RECORD EXTRACTS:
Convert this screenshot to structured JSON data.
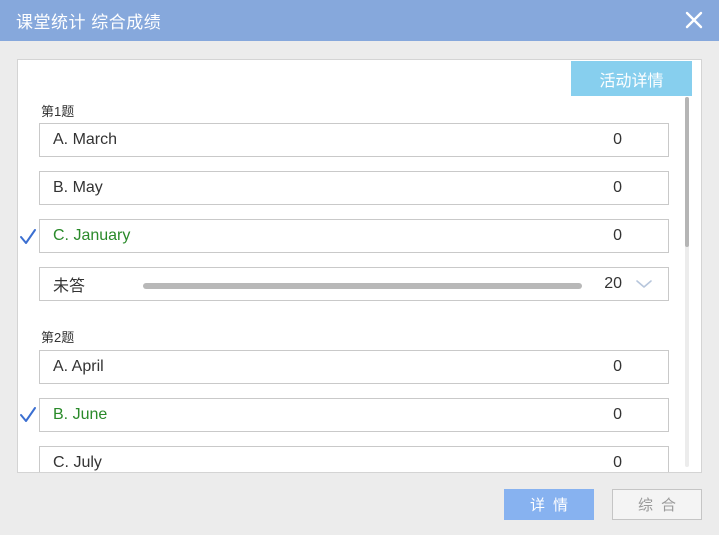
{
  "window": {
    "title": "课堂统计 综合成绩",
    "close_icon": "close-icon"
  },
  "toolbar": {
    "activity_details_label": "活动详情"
  },
  "colors": {
    "titlebar": "#86a8dc",
    "correct_text": "#2a8a2a",
    "check_mark": "#3b6fd1",
    "primary_button": "#87b2f0",
    "activity_button": "#87cfee"
  },
  "questions": [
    {
      "label": "第1题",
      "options": [
        {
          "text": "A. March",
          "count": "0",
          "correct": false
        },
        {
          "text": "B. May",
          "count": "0",
          "correct": false
        },
        {
          "text": "C. January",
          "count": "0",
          "correct": true
        }
      ],
      "unanswered": {
        "label": "未答",
        "count": "20",
        "fill_fraction": 1.0
      }
    },
    {
      "label": "第2题",
      "options": [
        {
          "text": "A. April",
          "count": "0",
          "correct": false
        },
        {
          "text": "B. June",
          "count": "0",
          "correct": true
        },
        {
          "text": "C. July",
          "count": "0",
          "correct": false
        }
      ]
    }
  ],
  "footer": {
    "detail_label": "详情",
    "summary_label": "综合"
  }
}
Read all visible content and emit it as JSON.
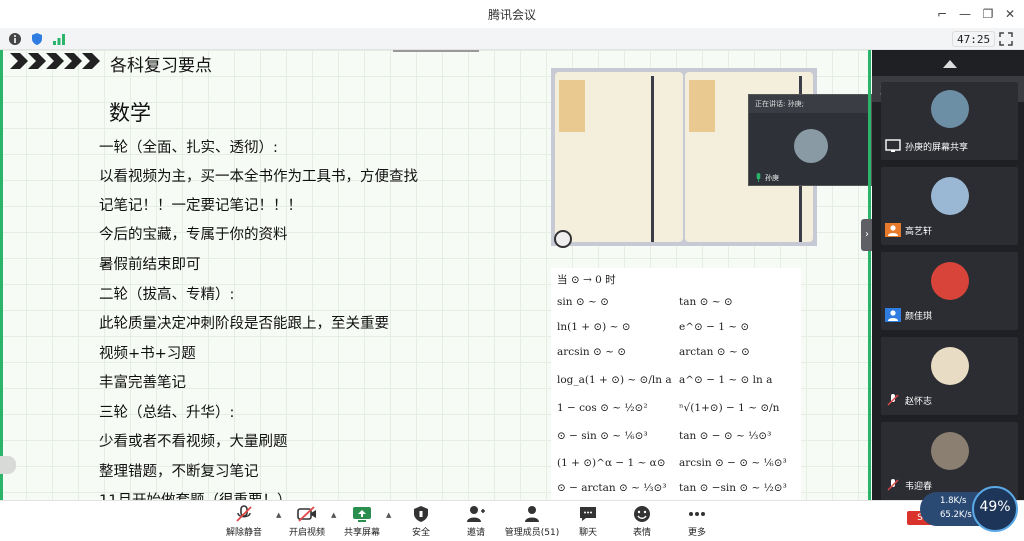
{
  "window": {
    "title": "腾讯会议"
  },
  "status": {
    "timer": "47:25"
  },
  "slide": {
    "heading": "各科复习要点",
    "subject": "数学",
    "lines": [
      "一轮（全面、扎实、透彻）:",
      "以看视频为主，买一本全书作为工具书，方便查找",
      "记笔记！！一定要记笔记！！！",
      "今后的宝藏，专属于你的资料",
      "暑假前结束即可",
      "二轮（拔高、专精）:",
      "此轮质量决定冲刺阶段是否能跟上，至关重要",
      "视频+书+习题",
      "丰富完善笔记",
      "三轮（总结、升华）:",
      "少看或者不看视频，大量刷题",
      "整理错题，不断复习笔记",
      "11月开始做套题（很重要！）"
    ],
    "formulas": [
      "当 ⊙ → 0 时",
      "sin ⊙ ~ ⊙",
      "tan ⊙ ~ ⊙",
      "ln(1 + ⊙) ~ ⊙",
      "e^⊙ − 1 ~ ⊙",
      "arcsin ⊙ ~ ⊙",
      "arctan ⊙ ~ ⊙",
      "log_a(1 + ⊙) ~ ⊙/ln a",
      "a^⊙ − 1 ~ ⊙ ln a",
      "1 − cos ⊙ ~ ½⊙²",
      "ⁿ√(1+⊙) − 1 ~ ⊙/n",
      "⊙ − sin ⊙ ~ ⅙⊙³",
      "tan ⊙ − ⊙ ~ ⅓⊙³",
      "(1 + ⊙)^α − 1 ~ α⊙",
      "arcsin ⊙ − ⊙ ~ ⅙⊙³",
      "⊙ − arctan ⊙ ~ ⅓⊙³",
      "tan ⊙ −sin ⊙ ~ ½⊙³"
    ],
    "mini_view": {
      "header": "正在讲话: 孙庚;",
      "name": "孙庚"
    }
  },
  "panel": {
    "speaking": "正在讲话: 孙庚;",
    "participants": [
      {
        "name": "孙庚的屏幕共享",
        "avatar_color": "#6d8fa6"
      },
      {
        "name": "高艺轩",
        "avatar_color": "#9ab8d3"
      },
      {
        "name": "颜佳琪",
        "avatar_color": "#d8443a"
      },
      {
        "name": "赵怀志",
        "avatar_color": "#e9dcc4"
      },
      {
        "name": "韦迎春",
        "avatar_color": "#8b7f72"
      }
    ]
  },
  "toolbar": {
    "unmute": "解除静音",
    "video": "开启视频",
    "share": "共享屏幕",
    "security": "安全",
    "invite": "邀请",
    "members": "管理成员(51)",
    "chat": "聊天",
    "reaction": "表情",
    "more": "更多"
  },
  "network": {
    "up": "1.8K/s",
    "down": "65.2K/s",
    "gauge": "49%"
  },
  "colors": {
    "accent": "#2bb56b",
    "panel_bg": "#1f2024"
  }
}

EXERCISE DETAILS: Make an exact copy of all the material, but keep the pictures out of it.

TASK OUTPUT:
Convert this screenshot to structured JSON data.
{
  "window": {
    "title": "课堂统计 综合成绩",
    "close_icon": "close-icon"
  },
  "toolbar": {
    "activity_details_label": "活动详情"
  },
  "colors": {
    "titlebar": "#86a8dc",
    "correct_text": "#2a8a2a",
    "check_mark": "#3b6fd1",
    "primary_button": "#87b2f0",
    "activity_button": "#87cfee"
  },
  "questions": [
    {
      "label": "第1题",
      "options": [
        {
          "text": "A. March",
          "count": "0",
          "correct": false
        },
        {
          "text": "B. May",
          "count": "0",
          "correct": false
        },
        {
          "text": "C. January",
          "count": "0",
          "correct": true
        }
      ],
      "unanswered": {
        "label": "未答",
        "count": "20",
        "fill_fraction": 1.0
      }
    },
    {
      "label": "第2题",
      "options": [
        {
          "text": "A. April",
          "count": "0",
          "correct": false
        },
        {
          "text": "B. June",
          "count": "0",
          "correct": true
        },
        {
          "text": "C. July",
          "count": "0",
          "correct": false
        }
      ]
    }
  ],
  "footer": {
    "detail_label": "详情",
    "summary_label": "综合"
  }
}
Read all visible content and emit it as JSON.
{
  "window": {
    "title": "腾讯会议"
  },
  "status": {
    "timer": "47:25"
  },
  "slide": {
    "heading": "各科复习要点",
    "subject": "数学",
    "lines": [
      "一轮（全面、扎实、透彻）:",
      "以看视频为主，买一本全书作为工具书，方便查找",
      "记笔记！！一定要记笔记！！！",
      "今后的宝藏，专属于你的资料",
      "暑假前结束即可",
      "二轮（拔高、专精）:",
      "此轮质量决定冲刺阶段是否能跟上，至关重要",
      "视频+书+习题",
      "丰富完善笔记",
      "三轮（总结、升华）:",
      "少看或者不看视频，大量刷题",
      "整理错题，不断复习笔记",
      "11月开始做套题（很重要！）"
    ],
    "formulas": [
      "当 ⊙ → 0 时",
      "sin ⊙ ~ ⊙",
      "tan ⊙ ~ ⊙",
      "ln(1 + ⊙) ~ ⊙",
      "e^⊙ − 1 ~ ⊙",
      "arcsin ⊙ ~ ⊙",
      "arctan ⊙ ~ ⊙",
      "log_a(1 + ⊙) ~ ⊙/ln a",
      "a^⊙ − 1 ~ ⊙ ln a",
      "1 − cos ⊙ ~ ½⊙²",
      "ⁿ√(1+⊙) − 1 ~ ⊙/n",
      "⊙ − sin ⊙ ~ ⅙⊙³",
      "tan ⊙ − ⊙ ~ ⅓⊙³",
      "(1 + ⊙)^α − 1 ~ α⊙",
      "arcsin ⊙ − ⊙ ~ ⅙⊙³",
      "⊙ − arctan ⊙ ~ ⅓⊙³",
      "tan ⊙ −sin ⊙ ~ ½⊙³"
    ],
    "mini_view": {
      "header": "正在讲话: 孙庚;",
      "name": "孙庚"
    }
  },
  "panel": {
    "speaking": "正在讲话: 孙庚;",
    "participants": [
      {
        "name": "孙庚的屏幕共享",
        "avatar_color": "#6d8fa6"
      },
      {
        "name": "高艺轩",
        "avatar_color": "#9ab8d3"
      },
      {
        "name": "颜佳琪",
        "avatar_color": "#d8443a"
      },
      {
        "name": "赵怀志",
        "avatar_color": "#e9dcc4"
      },
      {
        "name": "韦迎春",
        "avatar_color": "#8b7f72"
      }
    ]
  },
  "toolbar": {
    "unmute": "解除静音",
    "video": "开启视频",
    "share": "共享屏幕",
    "security": "安全",
    "invite": "邀请",
    "members": "管理成员(51)",
    "chat": "聊天",
    "reaction": "表情",
    "more": "更多"
  },
  "network": {
    "up": "1.8K/s",
    "down": "65.2K/s",
    "gauge": "49%"
  },
  "colors": {
    "accent": "#2bb56b",
    "panel_bg": "#1f2024"
  }
}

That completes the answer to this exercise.